*What you should do*
Select from the data all lines with the word "ratio".
:: Data records
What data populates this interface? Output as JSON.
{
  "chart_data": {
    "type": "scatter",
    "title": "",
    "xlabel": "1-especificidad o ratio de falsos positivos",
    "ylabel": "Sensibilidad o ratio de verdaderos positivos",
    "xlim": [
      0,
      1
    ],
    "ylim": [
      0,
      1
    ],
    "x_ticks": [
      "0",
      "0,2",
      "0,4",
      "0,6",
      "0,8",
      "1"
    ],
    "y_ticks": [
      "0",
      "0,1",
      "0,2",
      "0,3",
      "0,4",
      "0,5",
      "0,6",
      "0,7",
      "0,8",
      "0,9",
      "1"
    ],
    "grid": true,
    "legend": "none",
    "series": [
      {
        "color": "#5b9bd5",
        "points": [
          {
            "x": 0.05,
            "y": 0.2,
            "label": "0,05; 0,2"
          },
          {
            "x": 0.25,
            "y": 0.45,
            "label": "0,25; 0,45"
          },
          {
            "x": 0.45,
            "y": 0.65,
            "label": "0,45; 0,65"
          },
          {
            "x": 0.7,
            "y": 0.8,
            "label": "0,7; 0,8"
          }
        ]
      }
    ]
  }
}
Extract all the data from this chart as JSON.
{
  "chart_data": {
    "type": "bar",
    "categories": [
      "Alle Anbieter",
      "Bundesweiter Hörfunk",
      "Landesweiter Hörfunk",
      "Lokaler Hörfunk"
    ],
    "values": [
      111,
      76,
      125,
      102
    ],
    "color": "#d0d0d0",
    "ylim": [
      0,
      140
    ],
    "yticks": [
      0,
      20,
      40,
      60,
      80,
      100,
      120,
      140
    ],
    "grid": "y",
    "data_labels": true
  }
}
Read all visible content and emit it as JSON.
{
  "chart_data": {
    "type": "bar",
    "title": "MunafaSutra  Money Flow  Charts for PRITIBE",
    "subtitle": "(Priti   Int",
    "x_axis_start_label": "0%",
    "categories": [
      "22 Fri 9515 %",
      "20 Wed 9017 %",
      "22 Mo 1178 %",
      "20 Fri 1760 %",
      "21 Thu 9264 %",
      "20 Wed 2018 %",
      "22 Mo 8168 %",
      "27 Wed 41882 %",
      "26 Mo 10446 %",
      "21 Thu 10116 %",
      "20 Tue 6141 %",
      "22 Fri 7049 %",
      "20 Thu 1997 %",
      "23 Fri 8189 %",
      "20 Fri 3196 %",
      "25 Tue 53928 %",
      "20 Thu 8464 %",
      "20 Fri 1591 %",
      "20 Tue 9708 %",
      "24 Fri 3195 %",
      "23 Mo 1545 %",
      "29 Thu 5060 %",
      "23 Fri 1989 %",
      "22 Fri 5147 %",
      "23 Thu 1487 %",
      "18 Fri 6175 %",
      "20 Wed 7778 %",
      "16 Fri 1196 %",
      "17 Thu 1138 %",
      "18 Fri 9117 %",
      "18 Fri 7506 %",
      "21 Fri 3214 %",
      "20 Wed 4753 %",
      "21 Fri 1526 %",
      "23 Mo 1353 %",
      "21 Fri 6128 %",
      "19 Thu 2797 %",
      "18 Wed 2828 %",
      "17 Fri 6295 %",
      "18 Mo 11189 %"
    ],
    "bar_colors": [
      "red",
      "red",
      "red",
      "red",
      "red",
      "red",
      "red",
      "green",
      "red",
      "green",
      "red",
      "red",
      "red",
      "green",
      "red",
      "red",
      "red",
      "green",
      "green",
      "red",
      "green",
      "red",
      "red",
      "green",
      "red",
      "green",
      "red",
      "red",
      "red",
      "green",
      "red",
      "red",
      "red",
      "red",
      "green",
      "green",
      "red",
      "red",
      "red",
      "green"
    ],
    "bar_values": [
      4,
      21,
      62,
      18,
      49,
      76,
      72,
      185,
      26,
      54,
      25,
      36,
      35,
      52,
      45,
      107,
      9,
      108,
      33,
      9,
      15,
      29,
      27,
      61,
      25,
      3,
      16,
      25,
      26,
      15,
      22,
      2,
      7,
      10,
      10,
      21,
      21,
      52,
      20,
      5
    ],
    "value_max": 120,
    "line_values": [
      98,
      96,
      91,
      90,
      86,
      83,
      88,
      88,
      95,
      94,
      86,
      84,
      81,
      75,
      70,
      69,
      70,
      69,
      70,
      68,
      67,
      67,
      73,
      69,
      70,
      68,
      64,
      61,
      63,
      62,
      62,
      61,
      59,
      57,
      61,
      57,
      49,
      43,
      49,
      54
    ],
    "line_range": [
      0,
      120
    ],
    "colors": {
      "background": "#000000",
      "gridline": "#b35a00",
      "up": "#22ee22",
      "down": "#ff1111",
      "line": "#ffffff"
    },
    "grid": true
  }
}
::::
*Written reply*
    "xlabel": "1-especificidad o ratio de falsos positivos",
    "ylabel": "Sensibilidad o ratio de verdaderos positivos",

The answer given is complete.